▶ [Что нужно сделать]
**A.** Обнови листинг с самого начала до строки с «shield-icon (1234, 452, 1250, 471)» включительно: замени «Share Selected File» на «Share File», а всё остальное оставь без изменений.
**B.** Напиши продолжение рассказа о партизанском «маяке» на хуторе Жигадло.

▶ [Отрывок]
============

Мажура, не торопясь, отошел со мной в сторону и с той же улыбкой, которая меня в тот момент страшно раздражала, начал рассказывать:
– Мы были на своей явочной квартире. Собирались уже в лагерь. Вдруг видим в окно: подъехал на этих лошадках какой-то немецкий офицер. Офицер слез с брички и ушел куда-то. Извозчик снял уздечки, надел на головы лошадей мешки с кормом, посмотрел по сторонам и тоже ушел. Ну, мы с ребятами и решили: чего ж нам пешком идти в лагерь!
Взяли этих лошадей – и айда! А на том хуторе, около
Ровно, где всегда останавливаемся, дали лошадям ночью отдохнуть и вот прикатили в лагерь… Правда, хороши лошадки, товарищ командир?
– Да, лошадки замечательные, особенные лошадки! –
сказал я ему, облегченно вздохнув.
БЫСТРАЯ РАСПЛАТА
На хуторе, где жил родственник старика Струтинского
– Жигадло, мы организовали «маяк». Это была удобная база, расположенная на полпути между лагерем и Ровно.
От Ровно до лагеря было около ста двадцати километров.
Один курьер мог проделать этот путь лишь за двое суток.
Теперь, когда мы организовали «маяк», курьер из Ровно шел только до него, а там уже другой человек на сытых и отдохнувших лошадях вез сведения в лагерь.

============

▶ [Сохранённые строки]
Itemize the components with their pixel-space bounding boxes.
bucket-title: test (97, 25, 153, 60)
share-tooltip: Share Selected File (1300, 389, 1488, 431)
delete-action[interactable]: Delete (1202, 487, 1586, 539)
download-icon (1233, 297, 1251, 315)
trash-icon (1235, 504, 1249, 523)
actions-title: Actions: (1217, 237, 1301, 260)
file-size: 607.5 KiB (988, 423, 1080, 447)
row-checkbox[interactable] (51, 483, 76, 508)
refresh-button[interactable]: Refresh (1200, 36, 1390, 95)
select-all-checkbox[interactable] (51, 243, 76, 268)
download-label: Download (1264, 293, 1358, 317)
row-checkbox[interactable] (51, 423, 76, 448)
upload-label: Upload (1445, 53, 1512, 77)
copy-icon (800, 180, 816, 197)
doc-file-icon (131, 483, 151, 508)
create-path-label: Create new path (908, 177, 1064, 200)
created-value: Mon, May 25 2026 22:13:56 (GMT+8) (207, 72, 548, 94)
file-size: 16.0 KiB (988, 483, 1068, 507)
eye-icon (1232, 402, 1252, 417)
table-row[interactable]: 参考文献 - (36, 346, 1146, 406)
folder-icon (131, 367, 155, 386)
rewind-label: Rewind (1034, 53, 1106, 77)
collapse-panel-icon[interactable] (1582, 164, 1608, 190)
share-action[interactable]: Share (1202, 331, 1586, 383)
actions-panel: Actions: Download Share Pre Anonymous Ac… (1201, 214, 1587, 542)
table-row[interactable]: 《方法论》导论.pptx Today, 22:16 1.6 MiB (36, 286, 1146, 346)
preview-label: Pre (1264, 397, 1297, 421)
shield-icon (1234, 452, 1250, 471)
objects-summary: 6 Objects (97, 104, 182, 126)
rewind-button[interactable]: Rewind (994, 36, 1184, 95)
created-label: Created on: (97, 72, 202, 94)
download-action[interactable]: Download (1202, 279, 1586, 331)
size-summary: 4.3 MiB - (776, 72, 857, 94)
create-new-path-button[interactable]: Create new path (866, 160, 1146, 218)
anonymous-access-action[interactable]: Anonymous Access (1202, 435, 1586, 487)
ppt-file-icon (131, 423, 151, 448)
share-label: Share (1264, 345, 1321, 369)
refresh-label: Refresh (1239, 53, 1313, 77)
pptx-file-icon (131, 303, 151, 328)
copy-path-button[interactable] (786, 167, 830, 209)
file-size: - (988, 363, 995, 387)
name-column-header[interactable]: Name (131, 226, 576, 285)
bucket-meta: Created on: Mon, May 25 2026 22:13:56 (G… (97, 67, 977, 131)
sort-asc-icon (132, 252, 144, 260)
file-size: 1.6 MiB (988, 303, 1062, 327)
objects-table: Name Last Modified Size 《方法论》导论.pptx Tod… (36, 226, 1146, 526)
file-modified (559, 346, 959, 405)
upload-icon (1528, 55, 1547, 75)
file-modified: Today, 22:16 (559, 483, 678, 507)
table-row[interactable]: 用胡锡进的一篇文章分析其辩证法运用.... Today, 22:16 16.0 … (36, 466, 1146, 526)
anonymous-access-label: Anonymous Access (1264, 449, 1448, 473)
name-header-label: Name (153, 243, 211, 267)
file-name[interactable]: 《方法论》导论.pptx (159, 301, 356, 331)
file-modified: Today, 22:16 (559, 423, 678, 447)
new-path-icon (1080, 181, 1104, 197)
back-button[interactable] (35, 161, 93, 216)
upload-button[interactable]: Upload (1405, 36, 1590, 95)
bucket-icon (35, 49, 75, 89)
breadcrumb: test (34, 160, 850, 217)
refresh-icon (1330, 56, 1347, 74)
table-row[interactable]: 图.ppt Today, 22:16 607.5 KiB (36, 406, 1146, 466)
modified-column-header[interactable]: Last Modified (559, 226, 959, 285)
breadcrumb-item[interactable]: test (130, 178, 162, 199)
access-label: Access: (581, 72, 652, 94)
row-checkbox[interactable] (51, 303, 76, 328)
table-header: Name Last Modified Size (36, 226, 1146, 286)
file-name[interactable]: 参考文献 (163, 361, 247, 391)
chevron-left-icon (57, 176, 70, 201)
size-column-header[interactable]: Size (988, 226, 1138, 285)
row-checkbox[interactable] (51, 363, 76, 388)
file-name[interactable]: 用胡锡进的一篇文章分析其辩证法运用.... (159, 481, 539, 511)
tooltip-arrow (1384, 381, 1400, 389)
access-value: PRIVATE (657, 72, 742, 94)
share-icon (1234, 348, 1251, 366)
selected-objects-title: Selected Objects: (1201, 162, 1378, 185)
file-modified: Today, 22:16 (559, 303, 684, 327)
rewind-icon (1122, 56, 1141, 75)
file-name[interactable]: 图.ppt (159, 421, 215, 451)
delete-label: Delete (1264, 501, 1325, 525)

============

▶ [Ответы]
**A.**
Itemize the components with their pixel-space bounding boxes.
bucket-title: test (97, 25, 153, 60)
share-tooltip: Share File (1300, 389, 1488, 431)
delete-action[interactable]: Delete (1202, 487, 1586, 539)
download-icon (1233, 297, 1251, 315)
trash-icon (1235, 504, 1249, 523)
actions-title: Actions: (1217, 237, 1301, 260)
file-size: 607.5 KiB (988, 423, 1080, 447)
row-checkbox[interactable] (51, 483, 76, 508)
refresh-button[interactable]: Refresh (1200, 36, 1390, 95)
select-all-checkbox[interactable] (51, 243, 76, 268)
download-label: Download (1264, 293, 1358, 317)
row-checkbox[interactable] (51, 423, 76, 448)
upload-label: Upload (1445, 53, 1512, 77)
copy-icon (800, 180, 816, 197)
doc-file-icon (131, 483, 151, 508)
create-path-label: Create new path (908, 177, 1064, 200)
created-value: Mon, May 25 2026 22:13:56 (GMT+8) (207, 72, 548, 94)
file-size: 16.0 KiB (988, 483, 1068, 507)
eye-icon (1232, 402, 1252, 417)
table-row[interactable]: 参考文献 - (36, 346, 1146, 406)
folder-icon (131, 367, 155, 386)
rewind-label: Rewind (1034, 53, 1106, 77)
collapse-panel-icon[interactable] (1582, 164, 1608, 190)
share-action[interactable]: Share (1202, 331, 1586, 383)
actions-panel: Actions: Download Share Pre Anonymous Ac… (1201, 214, 1587, 542)
table-row[interactable]: 《方法论》导论.pptx Today, 22:16 1.6 MiB (36, 286, 1146, 346)
preview-label: Pre (1264, 397, 1297, 421)
shield-icon (1234, 452, 1250, 471)

**B.**
В конце декабря сорок второго года нам понадобилось вызвать из Ровно и с «маяка» Жигадло всех разведчиков. В
Ровно и на «маяке» находились в то время Кузнецов, Николай и Жорж Струтинские, Приходько, Гнедюк, Шевчук –
в общем, человек двадцать. На «маяке» был и Коля Маленький, который не раз уже ходил в разведку вместе с бойцами.
По моим расчетам, люди должны были прибыть в лагерь на рассвете. Но прошло утро, прошел день, а разведчики не являлись. В штабе волновались. Что могло случиться с ними? Напоролись на карателей, попали в засаду?
Предположения одно мрачнее другого возникали у нас.
– Подождем до утра, – сказал я, – и если не явятся, пошлем по их маршруту большую группу партизан.
В три часа ночи ко мне вдруг подошел дежурный по лагерю:
– Товарищ командир! Разрешите доложить: прибыл
Кузнецов.
– А где же остальные? – вырвалось у меня.
Вопрос был бесцельный. Дежурный, как и все партизаны отряда, не знал, кого и откуда мы вызывали. Он даже не понял моего вопроса и был крайне удивлен, что все сидевшие со мной у костра поднялись с места. Дежурный не успел ответить, как к костру подошел Николай Иванович.
– Разрешите доложить, товарищ командир? Разведчики прибыли.
– А где же они?
– Там, за постом, охраняют пленных.
– Каких пленных?
– Мы разгромили отряд карателей.
Я отдал дежурному распоряжение принять пленных и, успокоившись, сказал Кузнецову:
– Ну, рассказывайте, Николай Иванович!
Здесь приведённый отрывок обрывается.